***** GIVEN ENTRIES *****

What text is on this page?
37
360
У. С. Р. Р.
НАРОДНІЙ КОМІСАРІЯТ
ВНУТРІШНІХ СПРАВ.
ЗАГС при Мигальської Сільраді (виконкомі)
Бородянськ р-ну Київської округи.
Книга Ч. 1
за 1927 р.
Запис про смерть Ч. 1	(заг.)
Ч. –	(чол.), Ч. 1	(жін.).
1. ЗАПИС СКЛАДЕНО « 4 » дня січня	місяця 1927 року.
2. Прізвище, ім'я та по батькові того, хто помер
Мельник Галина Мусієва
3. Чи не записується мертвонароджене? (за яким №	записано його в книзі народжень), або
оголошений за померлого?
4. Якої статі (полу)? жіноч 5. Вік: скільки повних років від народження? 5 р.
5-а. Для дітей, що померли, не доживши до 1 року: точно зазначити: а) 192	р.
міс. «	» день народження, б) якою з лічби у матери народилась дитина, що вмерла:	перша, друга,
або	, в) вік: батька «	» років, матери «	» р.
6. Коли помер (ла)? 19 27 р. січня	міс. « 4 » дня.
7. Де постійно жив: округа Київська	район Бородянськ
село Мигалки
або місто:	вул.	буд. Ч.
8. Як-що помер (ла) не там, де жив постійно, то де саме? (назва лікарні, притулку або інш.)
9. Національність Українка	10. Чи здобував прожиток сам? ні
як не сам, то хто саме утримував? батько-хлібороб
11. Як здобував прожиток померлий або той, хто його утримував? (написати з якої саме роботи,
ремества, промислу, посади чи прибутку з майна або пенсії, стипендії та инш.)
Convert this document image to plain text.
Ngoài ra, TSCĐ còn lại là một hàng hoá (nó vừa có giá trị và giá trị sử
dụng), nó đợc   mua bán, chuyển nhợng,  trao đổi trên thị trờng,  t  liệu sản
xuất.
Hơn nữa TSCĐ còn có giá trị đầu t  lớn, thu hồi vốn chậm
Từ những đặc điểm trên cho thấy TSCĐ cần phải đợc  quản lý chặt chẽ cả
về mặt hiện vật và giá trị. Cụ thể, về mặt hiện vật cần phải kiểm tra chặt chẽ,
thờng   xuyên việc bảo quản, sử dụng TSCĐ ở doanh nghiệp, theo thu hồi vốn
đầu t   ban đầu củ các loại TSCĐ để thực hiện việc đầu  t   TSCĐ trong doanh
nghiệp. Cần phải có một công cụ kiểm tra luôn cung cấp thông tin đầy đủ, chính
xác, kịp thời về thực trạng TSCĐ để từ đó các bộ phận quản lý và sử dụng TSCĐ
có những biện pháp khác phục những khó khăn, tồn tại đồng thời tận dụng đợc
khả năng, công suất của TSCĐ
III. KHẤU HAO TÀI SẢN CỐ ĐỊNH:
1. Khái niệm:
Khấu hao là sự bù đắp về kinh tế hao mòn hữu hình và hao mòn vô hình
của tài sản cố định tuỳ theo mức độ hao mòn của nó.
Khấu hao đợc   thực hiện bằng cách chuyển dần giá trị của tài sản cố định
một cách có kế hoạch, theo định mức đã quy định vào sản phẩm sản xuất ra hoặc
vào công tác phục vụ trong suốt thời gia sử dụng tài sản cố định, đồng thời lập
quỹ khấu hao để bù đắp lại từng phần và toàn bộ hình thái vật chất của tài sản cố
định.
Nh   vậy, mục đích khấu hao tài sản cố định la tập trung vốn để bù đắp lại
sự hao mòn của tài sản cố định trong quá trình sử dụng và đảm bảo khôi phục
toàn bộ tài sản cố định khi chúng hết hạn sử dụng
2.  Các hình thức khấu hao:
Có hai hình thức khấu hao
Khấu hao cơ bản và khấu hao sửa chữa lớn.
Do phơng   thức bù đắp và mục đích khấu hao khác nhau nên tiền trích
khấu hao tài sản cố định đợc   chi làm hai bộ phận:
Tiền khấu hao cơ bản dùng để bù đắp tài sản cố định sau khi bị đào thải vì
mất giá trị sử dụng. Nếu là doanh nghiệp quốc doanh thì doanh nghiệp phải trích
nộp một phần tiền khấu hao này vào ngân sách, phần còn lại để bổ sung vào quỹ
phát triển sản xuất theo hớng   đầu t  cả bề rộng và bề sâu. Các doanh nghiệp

*****

EXERCISE - Give the number of lines in the listing above that contain "січня", and nothing else.

SOLUTION TO THIS EXERCISE - 2